List every line in this data where the string "subheading" occurs.
========
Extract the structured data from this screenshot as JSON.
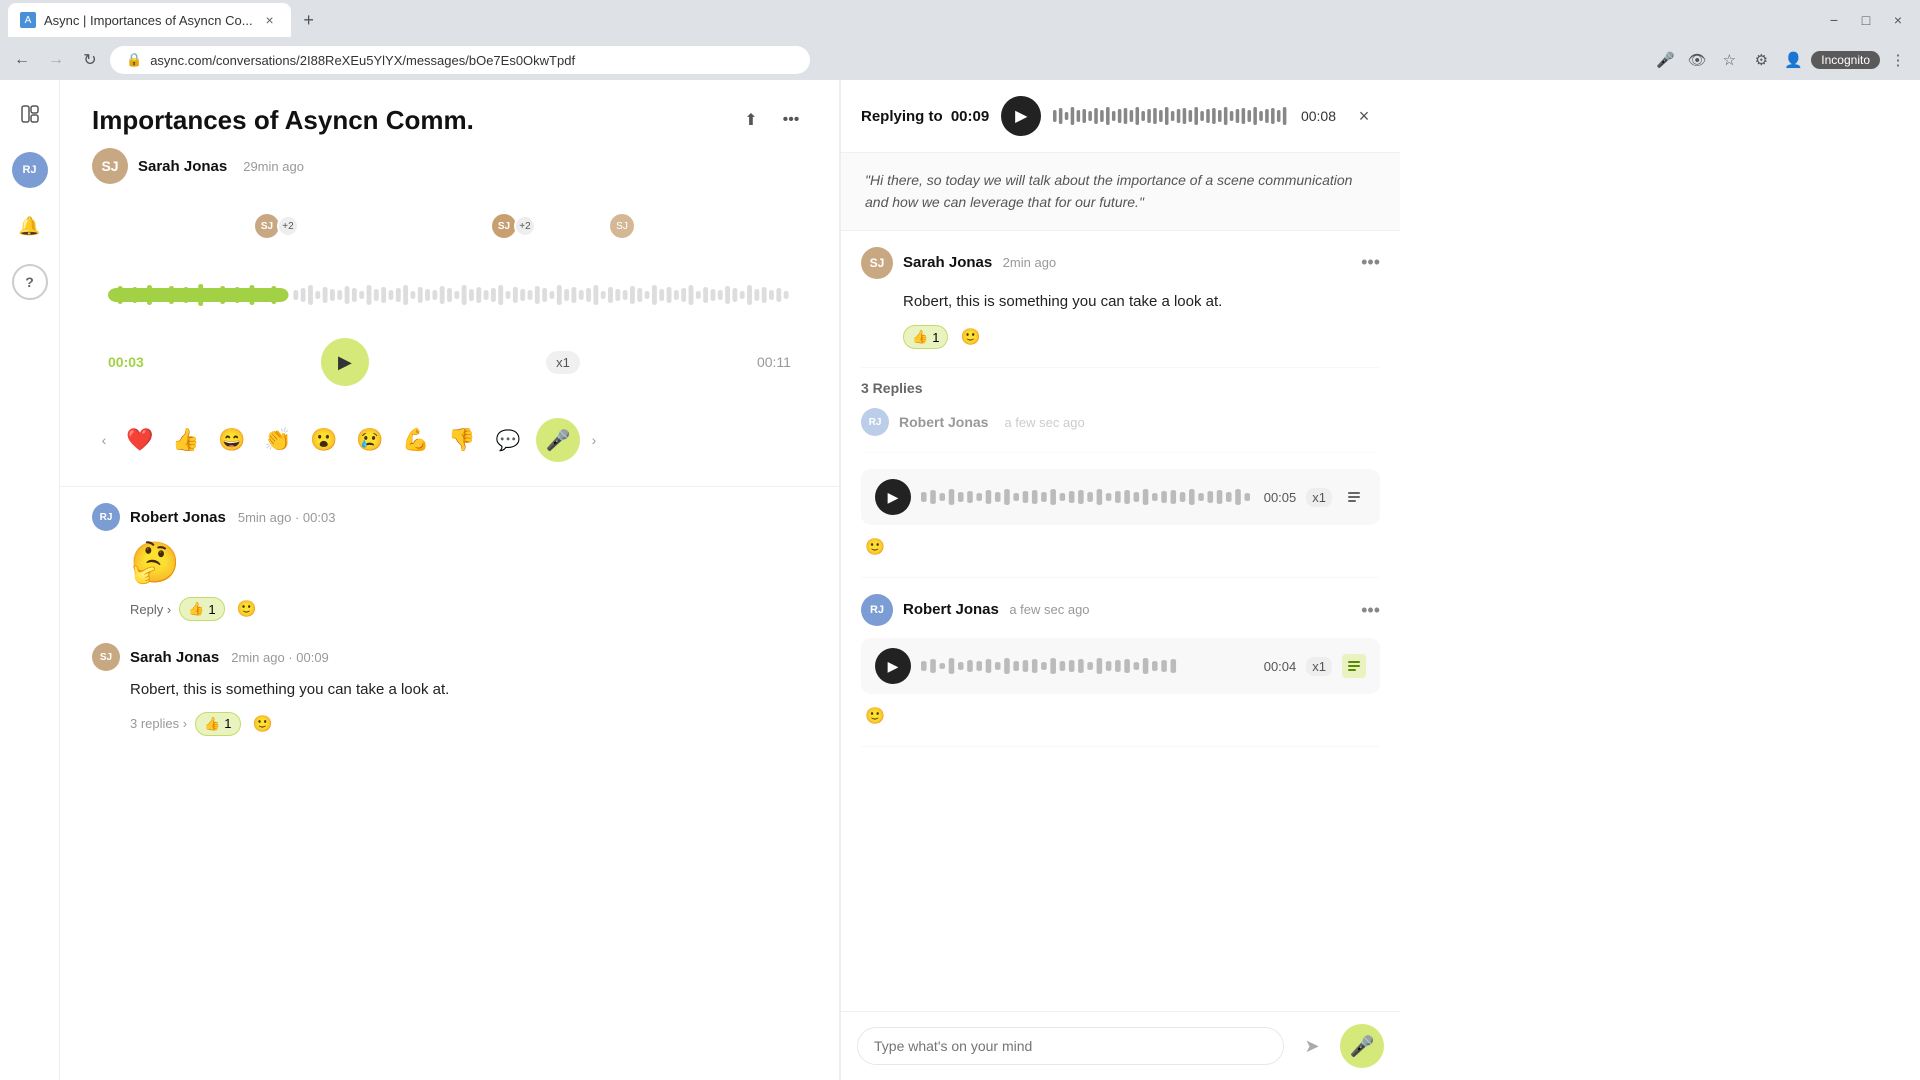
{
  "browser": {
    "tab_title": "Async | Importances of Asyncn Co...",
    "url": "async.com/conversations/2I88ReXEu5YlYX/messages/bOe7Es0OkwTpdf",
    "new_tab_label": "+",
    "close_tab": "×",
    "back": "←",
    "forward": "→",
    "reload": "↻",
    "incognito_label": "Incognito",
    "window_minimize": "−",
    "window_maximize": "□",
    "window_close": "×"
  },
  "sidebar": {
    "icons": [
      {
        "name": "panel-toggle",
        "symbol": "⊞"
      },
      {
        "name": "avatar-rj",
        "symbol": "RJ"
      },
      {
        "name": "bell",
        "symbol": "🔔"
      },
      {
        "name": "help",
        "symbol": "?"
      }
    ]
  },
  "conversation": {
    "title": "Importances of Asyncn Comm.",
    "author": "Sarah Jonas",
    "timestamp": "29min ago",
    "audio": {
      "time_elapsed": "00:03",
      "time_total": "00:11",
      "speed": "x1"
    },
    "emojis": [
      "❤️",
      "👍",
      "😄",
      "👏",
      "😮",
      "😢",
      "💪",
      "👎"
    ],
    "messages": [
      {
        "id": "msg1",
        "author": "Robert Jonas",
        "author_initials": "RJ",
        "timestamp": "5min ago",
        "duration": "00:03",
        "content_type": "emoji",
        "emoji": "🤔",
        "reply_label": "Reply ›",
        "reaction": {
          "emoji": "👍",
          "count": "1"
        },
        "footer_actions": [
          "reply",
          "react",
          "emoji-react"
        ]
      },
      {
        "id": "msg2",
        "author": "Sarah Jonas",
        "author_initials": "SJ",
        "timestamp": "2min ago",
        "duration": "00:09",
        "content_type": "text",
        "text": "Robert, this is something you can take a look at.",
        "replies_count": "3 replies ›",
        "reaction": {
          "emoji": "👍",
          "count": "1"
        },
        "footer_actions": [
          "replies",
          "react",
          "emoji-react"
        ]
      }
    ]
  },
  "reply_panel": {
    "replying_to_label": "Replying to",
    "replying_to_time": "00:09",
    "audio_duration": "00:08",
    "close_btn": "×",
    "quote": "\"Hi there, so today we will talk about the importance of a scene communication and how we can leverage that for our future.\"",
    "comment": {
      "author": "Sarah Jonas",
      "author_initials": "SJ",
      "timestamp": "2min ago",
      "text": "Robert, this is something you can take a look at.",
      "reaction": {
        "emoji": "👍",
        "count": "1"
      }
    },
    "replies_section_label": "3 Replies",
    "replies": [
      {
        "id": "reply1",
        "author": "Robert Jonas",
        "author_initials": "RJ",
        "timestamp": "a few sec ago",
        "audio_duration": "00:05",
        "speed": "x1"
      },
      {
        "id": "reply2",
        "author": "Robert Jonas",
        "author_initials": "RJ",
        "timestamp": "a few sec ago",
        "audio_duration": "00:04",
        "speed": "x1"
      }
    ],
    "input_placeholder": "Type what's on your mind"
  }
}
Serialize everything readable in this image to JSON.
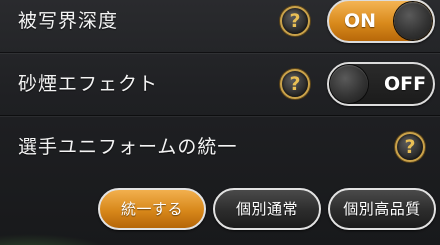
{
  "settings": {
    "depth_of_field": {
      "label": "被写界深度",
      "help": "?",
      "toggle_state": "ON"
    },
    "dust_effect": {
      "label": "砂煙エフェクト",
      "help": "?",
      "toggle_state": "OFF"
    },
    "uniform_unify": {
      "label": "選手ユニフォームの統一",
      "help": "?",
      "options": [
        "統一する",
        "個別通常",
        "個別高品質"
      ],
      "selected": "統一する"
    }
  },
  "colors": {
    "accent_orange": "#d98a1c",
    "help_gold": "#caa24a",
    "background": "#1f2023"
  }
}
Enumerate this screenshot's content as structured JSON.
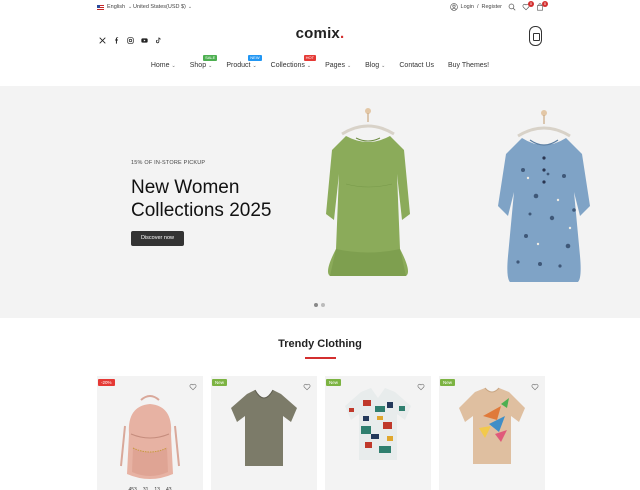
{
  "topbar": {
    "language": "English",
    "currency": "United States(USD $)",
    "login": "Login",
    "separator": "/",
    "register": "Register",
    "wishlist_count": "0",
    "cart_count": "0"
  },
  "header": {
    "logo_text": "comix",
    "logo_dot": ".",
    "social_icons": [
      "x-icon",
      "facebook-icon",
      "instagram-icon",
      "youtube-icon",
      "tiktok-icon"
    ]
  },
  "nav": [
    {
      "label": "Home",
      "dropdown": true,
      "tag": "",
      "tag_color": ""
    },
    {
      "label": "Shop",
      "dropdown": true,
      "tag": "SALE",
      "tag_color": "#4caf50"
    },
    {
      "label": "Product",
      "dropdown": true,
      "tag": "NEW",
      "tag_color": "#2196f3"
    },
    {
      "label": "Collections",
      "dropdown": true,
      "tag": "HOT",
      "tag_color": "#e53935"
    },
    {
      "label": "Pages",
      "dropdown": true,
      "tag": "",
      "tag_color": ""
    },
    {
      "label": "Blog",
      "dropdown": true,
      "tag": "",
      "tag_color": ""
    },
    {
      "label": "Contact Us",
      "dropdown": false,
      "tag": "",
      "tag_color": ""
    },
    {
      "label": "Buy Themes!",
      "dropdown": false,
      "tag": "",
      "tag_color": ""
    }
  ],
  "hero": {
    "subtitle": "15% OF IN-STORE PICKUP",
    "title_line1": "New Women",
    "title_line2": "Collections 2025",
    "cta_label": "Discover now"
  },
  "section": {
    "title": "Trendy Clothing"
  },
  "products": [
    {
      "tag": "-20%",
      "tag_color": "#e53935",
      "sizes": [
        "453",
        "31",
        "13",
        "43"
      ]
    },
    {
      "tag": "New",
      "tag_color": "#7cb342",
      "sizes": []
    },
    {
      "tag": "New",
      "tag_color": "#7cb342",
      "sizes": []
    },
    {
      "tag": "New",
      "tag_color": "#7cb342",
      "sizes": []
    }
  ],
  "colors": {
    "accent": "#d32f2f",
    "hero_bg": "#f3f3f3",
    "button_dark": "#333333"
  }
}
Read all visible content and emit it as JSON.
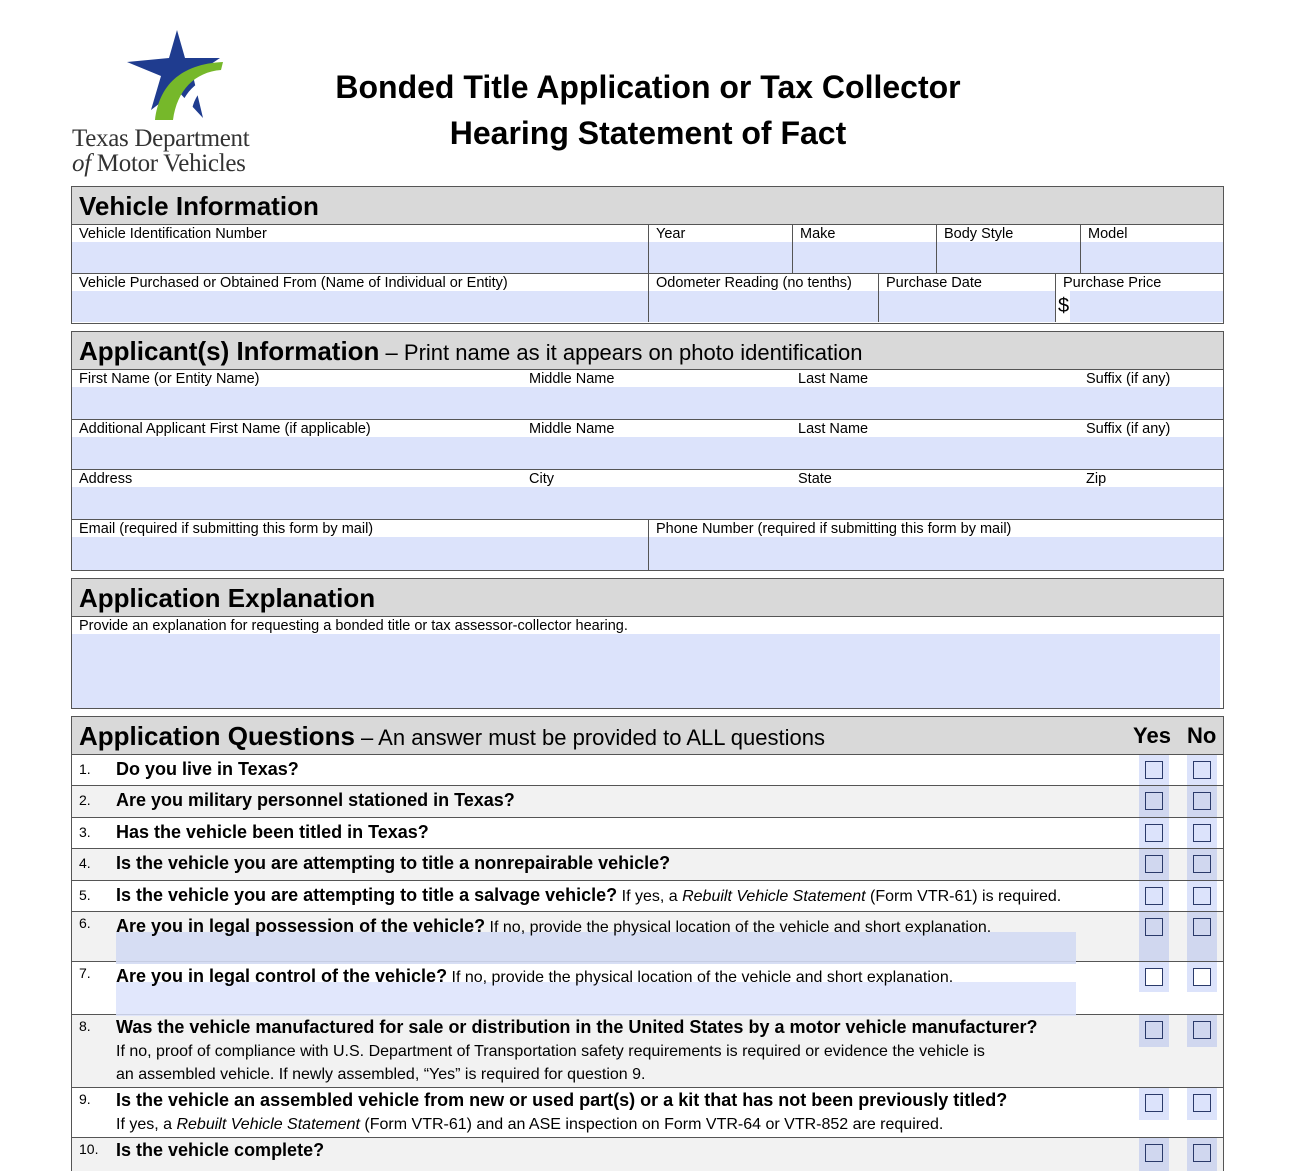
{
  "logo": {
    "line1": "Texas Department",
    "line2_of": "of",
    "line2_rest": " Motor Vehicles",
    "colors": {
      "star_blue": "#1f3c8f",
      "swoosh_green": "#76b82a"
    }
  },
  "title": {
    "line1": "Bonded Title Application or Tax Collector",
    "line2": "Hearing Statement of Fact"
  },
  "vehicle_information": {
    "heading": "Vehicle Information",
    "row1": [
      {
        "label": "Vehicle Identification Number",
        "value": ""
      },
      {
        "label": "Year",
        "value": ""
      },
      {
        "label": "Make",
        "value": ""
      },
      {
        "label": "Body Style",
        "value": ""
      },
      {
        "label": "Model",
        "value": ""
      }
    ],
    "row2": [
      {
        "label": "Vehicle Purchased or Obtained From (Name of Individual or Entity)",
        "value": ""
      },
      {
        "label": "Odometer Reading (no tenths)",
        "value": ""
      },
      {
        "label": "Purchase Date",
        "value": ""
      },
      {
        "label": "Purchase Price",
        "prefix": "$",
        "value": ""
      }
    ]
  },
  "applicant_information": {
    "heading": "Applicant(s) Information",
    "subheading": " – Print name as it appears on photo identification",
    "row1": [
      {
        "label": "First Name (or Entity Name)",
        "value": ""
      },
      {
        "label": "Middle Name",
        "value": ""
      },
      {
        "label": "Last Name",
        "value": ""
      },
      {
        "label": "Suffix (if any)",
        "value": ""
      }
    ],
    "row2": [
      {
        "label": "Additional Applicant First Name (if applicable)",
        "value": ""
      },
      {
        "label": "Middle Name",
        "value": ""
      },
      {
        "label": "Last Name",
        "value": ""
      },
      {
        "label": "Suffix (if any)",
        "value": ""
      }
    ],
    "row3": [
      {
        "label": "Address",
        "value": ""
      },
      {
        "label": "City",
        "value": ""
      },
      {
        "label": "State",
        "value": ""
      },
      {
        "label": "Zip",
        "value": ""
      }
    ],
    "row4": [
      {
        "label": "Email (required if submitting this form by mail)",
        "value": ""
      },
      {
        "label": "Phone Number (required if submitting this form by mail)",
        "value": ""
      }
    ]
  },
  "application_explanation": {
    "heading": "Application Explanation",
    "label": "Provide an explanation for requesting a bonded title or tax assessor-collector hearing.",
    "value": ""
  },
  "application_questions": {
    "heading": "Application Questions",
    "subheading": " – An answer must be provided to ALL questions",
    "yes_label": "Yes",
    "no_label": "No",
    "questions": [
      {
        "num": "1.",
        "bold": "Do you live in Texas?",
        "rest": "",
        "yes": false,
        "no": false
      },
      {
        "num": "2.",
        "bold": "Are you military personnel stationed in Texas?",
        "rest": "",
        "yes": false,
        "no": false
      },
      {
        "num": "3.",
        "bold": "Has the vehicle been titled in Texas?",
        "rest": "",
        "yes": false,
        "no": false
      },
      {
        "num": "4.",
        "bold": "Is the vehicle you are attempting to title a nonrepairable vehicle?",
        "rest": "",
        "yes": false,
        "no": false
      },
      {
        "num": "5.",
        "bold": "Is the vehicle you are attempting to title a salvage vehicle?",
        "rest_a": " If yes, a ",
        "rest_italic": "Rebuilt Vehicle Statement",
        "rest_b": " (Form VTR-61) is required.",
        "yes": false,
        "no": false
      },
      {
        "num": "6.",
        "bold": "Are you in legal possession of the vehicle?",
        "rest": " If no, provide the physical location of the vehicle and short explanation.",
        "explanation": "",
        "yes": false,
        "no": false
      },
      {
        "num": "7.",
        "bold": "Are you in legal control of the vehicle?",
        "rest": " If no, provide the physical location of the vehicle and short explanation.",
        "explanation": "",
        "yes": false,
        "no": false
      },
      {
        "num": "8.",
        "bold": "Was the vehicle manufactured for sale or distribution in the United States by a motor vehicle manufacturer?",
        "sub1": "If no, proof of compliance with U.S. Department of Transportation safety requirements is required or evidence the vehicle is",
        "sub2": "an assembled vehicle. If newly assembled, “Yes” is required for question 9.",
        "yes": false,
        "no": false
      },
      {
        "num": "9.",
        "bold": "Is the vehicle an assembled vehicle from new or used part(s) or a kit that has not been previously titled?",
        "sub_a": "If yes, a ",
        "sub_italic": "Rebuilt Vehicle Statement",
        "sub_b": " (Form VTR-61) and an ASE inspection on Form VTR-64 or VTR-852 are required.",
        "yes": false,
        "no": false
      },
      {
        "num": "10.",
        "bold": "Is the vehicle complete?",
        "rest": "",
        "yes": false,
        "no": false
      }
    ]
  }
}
========
- [THE REPLY]:
    "subheading": " – Print name as it appears on photo identification",
    "subheading": " – An answer must be provided to ALL questions",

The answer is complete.